------ SUPPLIED MATERIAL ------
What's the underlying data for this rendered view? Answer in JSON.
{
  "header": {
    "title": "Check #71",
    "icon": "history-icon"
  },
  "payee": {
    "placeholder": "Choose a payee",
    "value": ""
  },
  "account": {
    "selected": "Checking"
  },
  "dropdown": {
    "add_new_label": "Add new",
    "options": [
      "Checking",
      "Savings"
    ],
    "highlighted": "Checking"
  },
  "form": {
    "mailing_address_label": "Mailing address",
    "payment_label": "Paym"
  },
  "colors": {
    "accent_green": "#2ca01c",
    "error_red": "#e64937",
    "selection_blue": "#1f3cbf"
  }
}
------
------ SUPPLIED MATERIAL ------
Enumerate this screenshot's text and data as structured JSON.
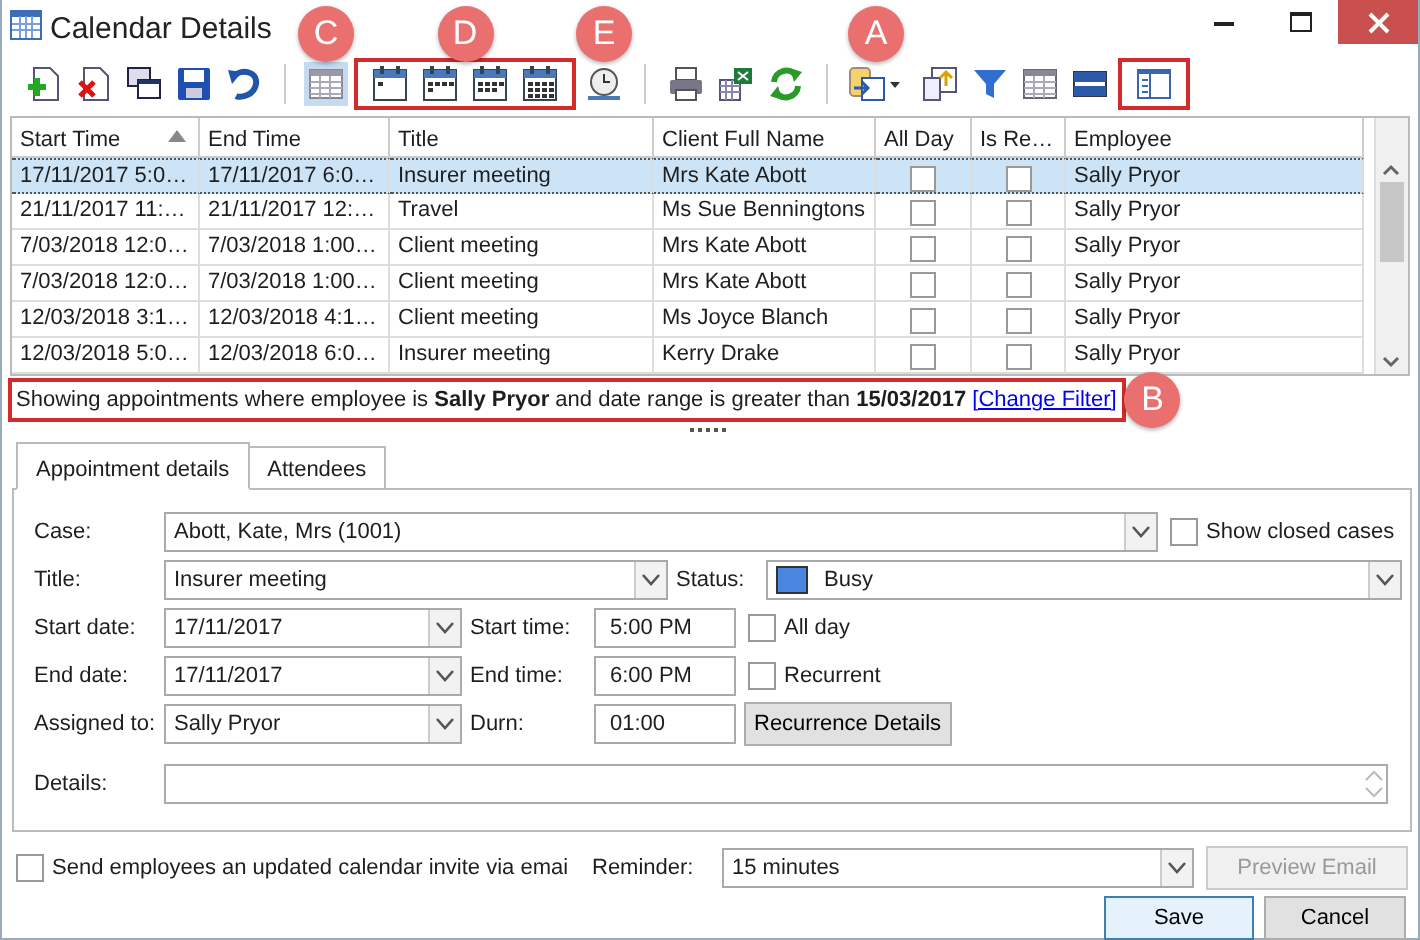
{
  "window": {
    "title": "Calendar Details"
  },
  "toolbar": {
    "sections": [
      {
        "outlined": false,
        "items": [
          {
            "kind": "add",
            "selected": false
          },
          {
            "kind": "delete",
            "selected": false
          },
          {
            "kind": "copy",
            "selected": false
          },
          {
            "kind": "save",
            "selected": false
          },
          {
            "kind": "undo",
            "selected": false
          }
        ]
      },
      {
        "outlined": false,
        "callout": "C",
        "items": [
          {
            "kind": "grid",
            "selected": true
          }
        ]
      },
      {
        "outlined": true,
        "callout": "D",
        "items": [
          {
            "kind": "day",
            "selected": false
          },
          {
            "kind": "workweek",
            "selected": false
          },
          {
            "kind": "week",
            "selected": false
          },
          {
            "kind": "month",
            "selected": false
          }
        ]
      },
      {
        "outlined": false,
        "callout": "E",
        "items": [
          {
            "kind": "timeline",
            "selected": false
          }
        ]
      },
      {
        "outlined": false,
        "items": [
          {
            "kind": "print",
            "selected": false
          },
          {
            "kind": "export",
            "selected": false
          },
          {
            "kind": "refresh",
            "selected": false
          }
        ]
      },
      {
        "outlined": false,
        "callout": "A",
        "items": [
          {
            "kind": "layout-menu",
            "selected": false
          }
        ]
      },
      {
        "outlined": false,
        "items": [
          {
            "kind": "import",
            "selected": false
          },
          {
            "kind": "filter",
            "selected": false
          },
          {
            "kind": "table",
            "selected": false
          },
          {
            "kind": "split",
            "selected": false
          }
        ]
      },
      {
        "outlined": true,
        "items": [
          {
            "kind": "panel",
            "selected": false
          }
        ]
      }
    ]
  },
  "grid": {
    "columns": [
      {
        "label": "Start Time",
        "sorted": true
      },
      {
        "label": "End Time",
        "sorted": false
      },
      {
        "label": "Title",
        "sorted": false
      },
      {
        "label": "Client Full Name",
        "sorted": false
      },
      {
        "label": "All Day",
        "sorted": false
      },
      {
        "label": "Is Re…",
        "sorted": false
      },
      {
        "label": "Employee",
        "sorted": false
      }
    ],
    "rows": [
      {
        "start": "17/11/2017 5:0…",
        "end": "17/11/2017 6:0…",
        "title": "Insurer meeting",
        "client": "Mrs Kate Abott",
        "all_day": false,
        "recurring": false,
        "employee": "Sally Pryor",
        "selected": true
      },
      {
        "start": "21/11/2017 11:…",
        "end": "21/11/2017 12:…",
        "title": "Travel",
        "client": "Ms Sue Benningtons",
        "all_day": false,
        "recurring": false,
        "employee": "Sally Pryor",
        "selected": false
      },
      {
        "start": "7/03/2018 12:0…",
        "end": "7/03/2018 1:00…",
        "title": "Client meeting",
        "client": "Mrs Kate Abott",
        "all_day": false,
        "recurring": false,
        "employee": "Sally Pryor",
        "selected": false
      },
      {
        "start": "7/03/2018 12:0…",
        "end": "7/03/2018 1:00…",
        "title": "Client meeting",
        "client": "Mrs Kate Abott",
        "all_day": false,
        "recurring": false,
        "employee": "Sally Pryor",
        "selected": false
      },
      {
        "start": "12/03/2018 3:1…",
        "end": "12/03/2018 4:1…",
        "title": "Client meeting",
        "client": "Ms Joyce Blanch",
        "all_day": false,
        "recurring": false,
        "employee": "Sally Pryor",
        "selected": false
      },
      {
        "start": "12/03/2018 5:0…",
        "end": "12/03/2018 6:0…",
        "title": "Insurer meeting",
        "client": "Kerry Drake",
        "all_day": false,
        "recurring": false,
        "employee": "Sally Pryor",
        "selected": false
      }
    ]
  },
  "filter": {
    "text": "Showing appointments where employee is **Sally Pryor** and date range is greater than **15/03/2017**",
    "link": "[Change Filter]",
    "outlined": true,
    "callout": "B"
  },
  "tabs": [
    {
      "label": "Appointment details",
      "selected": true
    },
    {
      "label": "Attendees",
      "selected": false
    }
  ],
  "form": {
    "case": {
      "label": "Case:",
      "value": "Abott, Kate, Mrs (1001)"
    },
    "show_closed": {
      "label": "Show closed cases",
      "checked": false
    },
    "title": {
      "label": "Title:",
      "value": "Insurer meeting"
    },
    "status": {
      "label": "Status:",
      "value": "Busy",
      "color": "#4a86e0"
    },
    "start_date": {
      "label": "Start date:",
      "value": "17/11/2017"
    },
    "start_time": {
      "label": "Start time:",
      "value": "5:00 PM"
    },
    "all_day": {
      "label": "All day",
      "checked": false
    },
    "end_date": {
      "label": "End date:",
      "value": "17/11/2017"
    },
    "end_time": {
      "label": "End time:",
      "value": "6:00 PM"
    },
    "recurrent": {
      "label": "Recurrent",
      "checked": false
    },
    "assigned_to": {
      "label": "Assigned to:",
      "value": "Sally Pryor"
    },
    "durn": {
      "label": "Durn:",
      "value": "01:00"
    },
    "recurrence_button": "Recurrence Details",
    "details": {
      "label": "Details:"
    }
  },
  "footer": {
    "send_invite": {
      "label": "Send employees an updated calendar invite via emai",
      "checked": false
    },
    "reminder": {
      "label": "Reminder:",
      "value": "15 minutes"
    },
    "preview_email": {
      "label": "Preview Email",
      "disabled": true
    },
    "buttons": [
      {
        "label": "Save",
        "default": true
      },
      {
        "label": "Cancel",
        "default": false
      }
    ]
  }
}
------
TASK BRIEF: Identify every line above with the string "callout" in it. Copy those lines.

EXERCISE SOLUTION:
        "callout": "C",
        "callout": "D",
        "callout": "E",
        "callout": "A",
    "callout": "B"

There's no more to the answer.